## Written request
Find the lines that hold the word "social" and return them.

## Entries supplied
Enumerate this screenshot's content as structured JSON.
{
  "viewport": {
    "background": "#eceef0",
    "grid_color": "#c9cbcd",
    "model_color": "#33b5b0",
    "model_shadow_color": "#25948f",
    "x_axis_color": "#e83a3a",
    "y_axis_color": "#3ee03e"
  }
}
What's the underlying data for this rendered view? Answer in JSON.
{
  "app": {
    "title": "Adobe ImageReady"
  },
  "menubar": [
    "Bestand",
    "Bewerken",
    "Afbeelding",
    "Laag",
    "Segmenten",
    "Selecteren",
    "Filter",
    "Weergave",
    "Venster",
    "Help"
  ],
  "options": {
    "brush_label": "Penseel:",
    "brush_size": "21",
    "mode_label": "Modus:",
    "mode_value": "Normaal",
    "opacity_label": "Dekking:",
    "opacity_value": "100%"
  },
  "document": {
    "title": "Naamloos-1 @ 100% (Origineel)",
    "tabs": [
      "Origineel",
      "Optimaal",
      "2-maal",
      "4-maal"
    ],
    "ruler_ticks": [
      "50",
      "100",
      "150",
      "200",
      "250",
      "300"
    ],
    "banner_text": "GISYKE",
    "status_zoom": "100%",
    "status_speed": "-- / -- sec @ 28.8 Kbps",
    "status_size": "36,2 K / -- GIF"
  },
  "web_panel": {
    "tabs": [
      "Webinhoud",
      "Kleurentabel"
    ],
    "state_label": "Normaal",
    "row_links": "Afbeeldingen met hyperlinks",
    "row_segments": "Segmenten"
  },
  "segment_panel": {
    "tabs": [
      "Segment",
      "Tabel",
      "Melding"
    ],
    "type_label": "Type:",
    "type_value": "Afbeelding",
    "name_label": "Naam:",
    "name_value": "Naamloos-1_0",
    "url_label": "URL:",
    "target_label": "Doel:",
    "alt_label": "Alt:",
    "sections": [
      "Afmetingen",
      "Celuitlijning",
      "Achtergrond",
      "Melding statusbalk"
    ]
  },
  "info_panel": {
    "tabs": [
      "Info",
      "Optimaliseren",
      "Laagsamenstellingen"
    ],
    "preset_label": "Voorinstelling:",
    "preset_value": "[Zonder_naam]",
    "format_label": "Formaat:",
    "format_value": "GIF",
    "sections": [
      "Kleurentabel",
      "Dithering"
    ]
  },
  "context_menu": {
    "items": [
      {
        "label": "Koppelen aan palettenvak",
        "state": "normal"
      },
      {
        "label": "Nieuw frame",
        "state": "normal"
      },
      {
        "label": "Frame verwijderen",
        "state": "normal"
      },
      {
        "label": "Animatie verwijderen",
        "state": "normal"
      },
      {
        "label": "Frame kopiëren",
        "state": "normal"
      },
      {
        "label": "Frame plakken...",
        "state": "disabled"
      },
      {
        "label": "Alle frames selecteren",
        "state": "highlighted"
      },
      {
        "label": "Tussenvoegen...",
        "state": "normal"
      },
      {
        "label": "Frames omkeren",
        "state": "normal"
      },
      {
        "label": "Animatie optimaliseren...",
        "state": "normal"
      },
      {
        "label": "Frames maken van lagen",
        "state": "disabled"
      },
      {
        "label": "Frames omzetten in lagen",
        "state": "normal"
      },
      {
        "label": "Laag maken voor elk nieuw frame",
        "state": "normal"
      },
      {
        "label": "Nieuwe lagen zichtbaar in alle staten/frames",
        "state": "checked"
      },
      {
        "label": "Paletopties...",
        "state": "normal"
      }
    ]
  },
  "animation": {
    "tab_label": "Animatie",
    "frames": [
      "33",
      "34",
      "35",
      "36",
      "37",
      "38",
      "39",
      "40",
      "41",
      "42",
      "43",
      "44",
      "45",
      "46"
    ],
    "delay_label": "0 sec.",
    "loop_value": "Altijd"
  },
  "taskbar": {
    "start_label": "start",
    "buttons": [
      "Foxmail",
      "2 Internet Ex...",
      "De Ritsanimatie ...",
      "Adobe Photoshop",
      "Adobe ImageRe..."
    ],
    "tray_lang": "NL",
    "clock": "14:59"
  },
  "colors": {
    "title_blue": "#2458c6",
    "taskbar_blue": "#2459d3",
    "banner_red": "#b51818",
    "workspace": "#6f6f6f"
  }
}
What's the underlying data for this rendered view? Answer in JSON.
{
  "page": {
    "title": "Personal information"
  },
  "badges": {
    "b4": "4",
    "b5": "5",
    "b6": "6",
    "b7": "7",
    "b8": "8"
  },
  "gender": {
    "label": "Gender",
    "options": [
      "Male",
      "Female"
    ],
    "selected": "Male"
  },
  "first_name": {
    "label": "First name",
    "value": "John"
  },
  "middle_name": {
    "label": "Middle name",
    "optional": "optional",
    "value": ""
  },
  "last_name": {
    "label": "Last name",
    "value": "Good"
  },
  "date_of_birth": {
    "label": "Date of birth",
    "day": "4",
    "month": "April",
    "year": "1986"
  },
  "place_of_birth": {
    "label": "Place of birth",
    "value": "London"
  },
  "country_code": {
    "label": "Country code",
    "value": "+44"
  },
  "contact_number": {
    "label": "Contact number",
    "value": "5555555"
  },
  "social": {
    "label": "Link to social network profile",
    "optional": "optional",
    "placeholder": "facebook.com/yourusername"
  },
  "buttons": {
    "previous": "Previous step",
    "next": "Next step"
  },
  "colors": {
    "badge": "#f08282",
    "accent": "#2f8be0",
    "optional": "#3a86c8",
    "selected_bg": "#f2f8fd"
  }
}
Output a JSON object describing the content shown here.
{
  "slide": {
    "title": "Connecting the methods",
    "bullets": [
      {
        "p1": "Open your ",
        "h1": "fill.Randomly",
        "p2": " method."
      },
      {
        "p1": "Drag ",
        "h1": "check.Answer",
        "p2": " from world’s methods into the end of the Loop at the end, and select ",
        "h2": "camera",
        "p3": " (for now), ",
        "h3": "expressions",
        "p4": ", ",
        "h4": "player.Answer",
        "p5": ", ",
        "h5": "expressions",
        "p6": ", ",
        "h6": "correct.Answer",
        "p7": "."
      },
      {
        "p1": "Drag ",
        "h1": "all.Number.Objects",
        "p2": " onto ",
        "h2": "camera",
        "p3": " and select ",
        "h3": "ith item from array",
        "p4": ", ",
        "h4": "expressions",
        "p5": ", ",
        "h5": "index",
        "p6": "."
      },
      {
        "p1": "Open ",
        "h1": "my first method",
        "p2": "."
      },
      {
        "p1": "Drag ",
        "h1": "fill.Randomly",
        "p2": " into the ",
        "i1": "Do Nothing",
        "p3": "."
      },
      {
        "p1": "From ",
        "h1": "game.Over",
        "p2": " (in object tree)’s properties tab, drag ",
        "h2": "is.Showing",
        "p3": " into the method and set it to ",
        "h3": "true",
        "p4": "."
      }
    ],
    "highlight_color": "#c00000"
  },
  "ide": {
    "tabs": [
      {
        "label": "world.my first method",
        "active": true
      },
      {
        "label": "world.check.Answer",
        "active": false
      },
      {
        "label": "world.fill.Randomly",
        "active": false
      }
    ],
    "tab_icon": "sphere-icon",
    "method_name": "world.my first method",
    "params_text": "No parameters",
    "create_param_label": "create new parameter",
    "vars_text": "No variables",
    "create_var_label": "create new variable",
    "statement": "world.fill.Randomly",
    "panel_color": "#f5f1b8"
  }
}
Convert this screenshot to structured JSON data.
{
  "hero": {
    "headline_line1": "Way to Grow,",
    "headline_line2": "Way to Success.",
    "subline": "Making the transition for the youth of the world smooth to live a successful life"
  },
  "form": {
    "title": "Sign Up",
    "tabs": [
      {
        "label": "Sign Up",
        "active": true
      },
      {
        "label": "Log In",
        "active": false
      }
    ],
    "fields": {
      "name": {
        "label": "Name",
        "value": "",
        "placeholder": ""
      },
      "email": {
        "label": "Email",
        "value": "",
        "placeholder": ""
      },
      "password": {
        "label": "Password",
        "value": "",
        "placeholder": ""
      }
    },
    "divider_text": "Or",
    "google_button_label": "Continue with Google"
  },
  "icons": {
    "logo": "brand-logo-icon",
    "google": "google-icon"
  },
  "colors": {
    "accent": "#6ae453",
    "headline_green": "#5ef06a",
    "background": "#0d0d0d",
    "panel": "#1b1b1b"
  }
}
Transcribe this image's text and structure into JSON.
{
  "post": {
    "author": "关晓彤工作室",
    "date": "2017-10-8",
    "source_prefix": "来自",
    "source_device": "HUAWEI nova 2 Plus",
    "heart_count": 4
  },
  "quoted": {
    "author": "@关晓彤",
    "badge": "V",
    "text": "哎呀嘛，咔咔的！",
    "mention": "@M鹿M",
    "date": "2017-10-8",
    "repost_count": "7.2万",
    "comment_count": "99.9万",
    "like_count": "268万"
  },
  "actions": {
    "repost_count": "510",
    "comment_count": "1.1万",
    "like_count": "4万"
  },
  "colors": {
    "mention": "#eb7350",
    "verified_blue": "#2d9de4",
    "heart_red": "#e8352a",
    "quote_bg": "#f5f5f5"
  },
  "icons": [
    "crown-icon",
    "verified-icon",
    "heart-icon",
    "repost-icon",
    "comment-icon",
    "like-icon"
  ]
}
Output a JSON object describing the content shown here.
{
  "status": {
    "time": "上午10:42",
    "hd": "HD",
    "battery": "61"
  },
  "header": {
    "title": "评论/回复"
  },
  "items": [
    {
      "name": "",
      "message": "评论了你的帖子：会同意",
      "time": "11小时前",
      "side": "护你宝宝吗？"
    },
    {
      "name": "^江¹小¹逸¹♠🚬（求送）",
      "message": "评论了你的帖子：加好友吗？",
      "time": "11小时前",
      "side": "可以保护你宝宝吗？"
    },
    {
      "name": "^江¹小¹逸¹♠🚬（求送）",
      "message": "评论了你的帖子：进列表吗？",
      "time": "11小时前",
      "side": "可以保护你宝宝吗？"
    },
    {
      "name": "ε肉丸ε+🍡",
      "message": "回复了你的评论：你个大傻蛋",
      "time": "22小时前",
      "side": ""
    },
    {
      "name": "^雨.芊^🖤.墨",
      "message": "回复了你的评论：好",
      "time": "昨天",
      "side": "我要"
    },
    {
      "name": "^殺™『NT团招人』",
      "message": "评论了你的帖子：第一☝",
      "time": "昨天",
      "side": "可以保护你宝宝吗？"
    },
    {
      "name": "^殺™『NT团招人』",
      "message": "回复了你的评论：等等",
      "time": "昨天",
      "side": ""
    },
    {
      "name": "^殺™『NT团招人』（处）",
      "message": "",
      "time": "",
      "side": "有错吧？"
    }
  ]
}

## Full output
  "social": {
    "label": "Link to social network profile",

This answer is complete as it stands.